Data supplied:
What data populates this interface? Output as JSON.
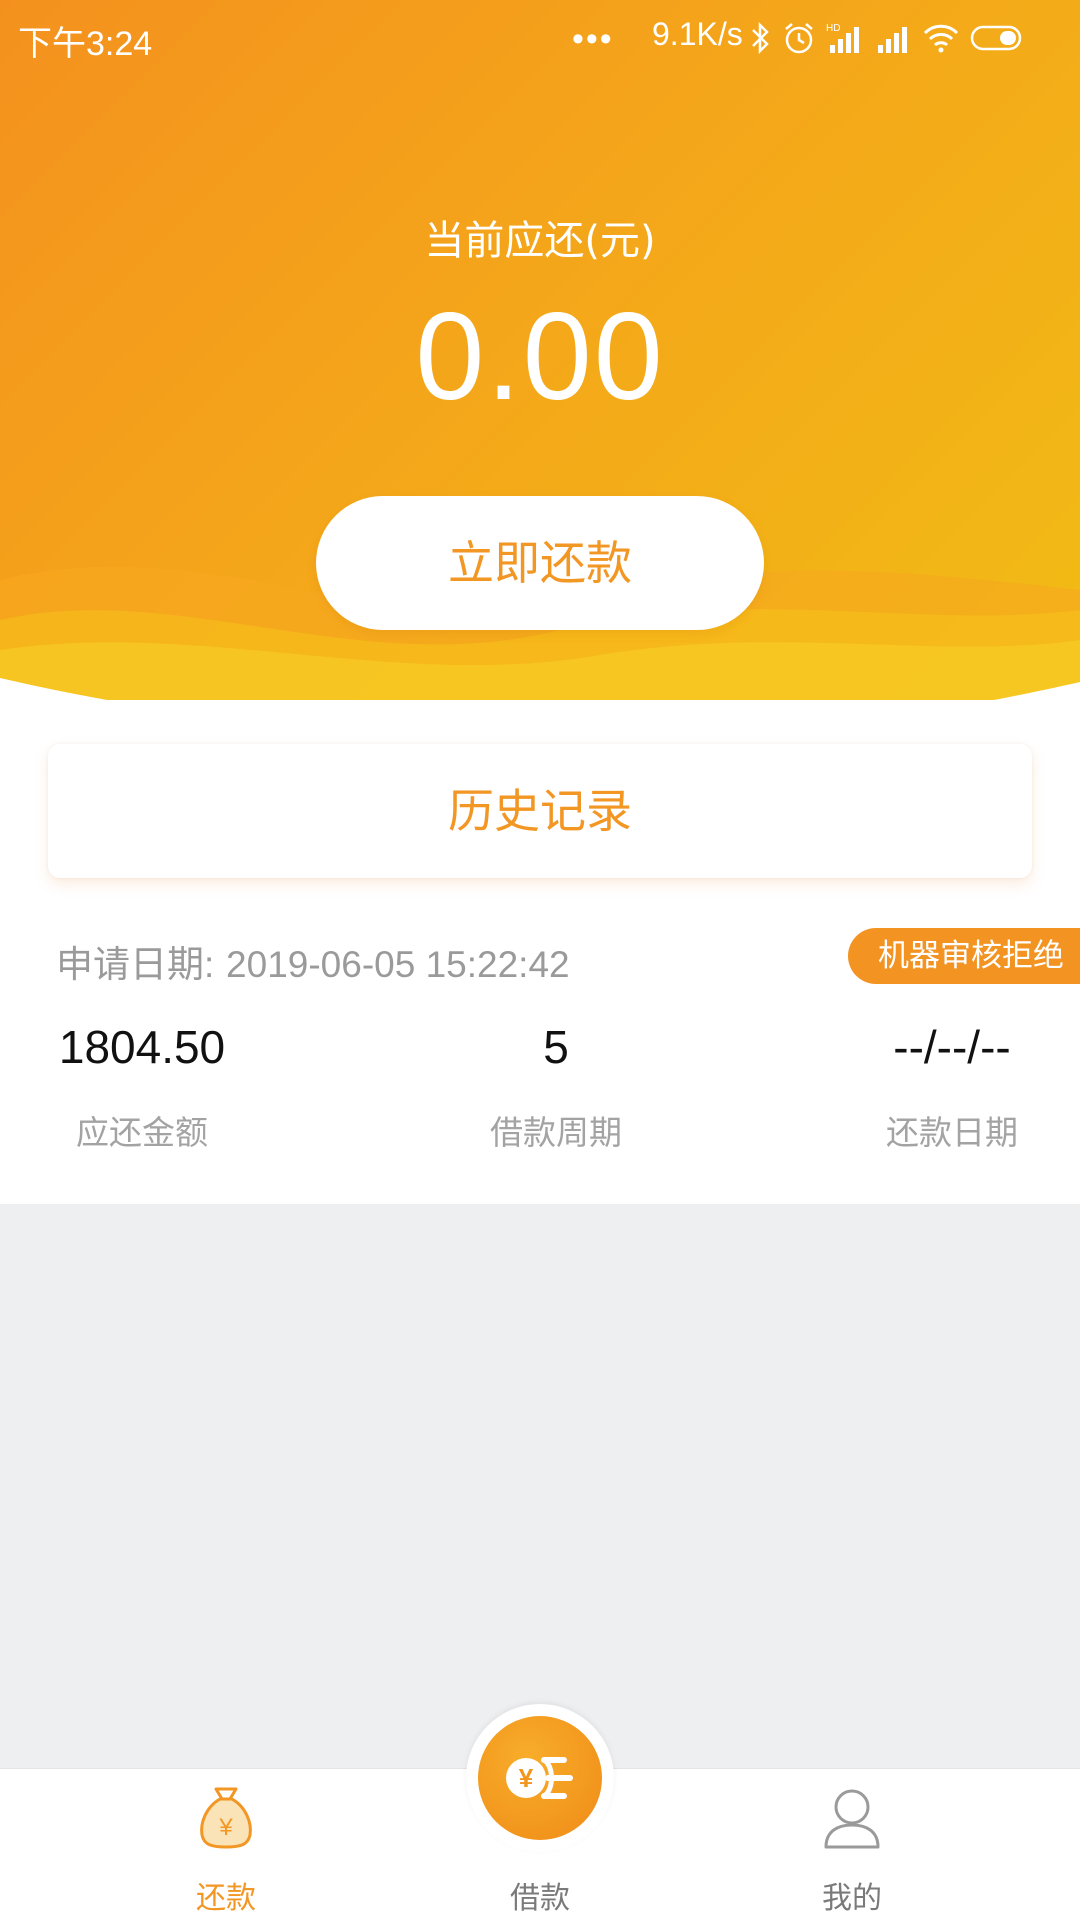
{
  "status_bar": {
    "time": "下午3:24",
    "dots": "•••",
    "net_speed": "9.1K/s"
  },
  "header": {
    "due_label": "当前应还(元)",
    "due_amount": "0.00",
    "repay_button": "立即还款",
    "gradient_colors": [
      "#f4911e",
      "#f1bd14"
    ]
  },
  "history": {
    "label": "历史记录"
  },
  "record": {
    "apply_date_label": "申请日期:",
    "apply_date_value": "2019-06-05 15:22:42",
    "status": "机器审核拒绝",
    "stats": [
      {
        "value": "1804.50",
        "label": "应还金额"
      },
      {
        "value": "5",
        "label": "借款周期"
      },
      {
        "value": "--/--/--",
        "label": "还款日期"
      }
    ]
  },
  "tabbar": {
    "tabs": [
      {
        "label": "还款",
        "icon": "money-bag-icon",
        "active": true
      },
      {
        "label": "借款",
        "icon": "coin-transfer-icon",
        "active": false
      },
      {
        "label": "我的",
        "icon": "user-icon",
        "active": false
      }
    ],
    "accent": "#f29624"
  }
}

Task to complete:
The records shown above are to be repeated exactly, with the pictures left out.

Result below:
What data populates this interface? Output as JSON.
{
  "status_bar": {
    "time": "下午3:24",
    "dots": "•••",
    "net_speed": "9.1K/s"
  },
  "header": {
    "due_label": "当前应还(元)",
    "due_amount": "0.00",
    "repay_button": "立即还款",
    "gradient_colors": [
      "#f4911e",
      "#f1bd14"
    ]
  },
  "history": {
    "label": "历史记录"
  },
  "record": {
    "apply_date_label": "申请日期:",
    "apply_date_value": "2019-06-05 15:22:42",
    "status": "机器审核拒绝",
    "stats": [
      {
        "value": "1804.50",
        "label": "应还金额"
      },
      {
        "value": "5",
        "label": "借款周期"
      },
      {
        "value": "--/--/--",
        "label": "还款日期"
      }
    ]
  },
  "tabbar": {
    "tabs": [
      {
        "label": "还款",
        "icon": "money-bag-icon",
        "active": true
      },
      {
        "label": "借款",
        "icon": "coin-transfer-icon",
        "active": false
      },
      {
        "label": "我的",
        "icon": "user-icon",
        "active": false
      }
    ],
    "accent": "#f29624"
  }
}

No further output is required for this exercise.